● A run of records
--- BEGIN ---

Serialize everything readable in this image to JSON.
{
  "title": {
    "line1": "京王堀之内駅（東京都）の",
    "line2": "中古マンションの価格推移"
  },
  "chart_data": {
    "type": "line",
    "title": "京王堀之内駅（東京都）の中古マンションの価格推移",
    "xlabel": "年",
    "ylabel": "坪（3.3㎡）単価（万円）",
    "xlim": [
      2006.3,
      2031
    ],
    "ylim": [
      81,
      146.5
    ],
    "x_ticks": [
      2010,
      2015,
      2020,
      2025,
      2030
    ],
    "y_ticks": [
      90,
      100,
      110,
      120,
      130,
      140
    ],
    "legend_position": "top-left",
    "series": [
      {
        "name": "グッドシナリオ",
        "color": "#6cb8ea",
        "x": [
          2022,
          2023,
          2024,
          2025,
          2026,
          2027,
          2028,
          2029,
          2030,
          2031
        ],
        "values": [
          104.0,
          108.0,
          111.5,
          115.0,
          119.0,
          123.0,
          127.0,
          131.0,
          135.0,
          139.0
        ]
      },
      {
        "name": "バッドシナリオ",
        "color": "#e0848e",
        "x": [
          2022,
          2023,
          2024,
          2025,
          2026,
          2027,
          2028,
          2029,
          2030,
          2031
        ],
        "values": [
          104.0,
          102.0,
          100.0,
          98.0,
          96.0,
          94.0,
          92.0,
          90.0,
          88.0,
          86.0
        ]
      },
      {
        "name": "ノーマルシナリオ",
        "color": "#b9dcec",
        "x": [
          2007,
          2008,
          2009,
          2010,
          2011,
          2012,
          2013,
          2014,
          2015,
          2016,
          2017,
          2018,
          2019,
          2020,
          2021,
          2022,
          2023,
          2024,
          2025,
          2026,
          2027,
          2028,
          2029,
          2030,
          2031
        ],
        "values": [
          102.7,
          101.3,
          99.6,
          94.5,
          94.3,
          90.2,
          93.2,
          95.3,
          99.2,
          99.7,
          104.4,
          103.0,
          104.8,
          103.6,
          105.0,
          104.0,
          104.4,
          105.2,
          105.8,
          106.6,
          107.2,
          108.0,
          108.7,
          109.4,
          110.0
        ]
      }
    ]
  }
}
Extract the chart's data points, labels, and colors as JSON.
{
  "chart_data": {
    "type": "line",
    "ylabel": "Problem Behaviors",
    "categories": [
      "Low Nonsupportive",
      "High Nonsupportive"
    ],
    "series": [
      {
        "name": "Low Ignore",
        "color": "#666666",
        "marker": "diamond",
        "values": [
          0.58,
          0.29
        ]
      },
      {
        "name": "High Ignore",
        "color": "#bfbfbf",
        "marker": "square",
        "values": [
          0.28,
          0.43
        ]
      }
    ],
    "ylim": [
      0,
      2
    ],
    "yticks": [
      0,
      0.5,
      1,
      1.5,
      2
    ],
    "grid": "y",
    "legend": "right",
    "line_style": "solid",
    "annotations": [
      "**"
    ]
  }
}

--- END ---

● Stated task
Write down the number of lines where the word "High" appears, and nothing further.

● Solution
2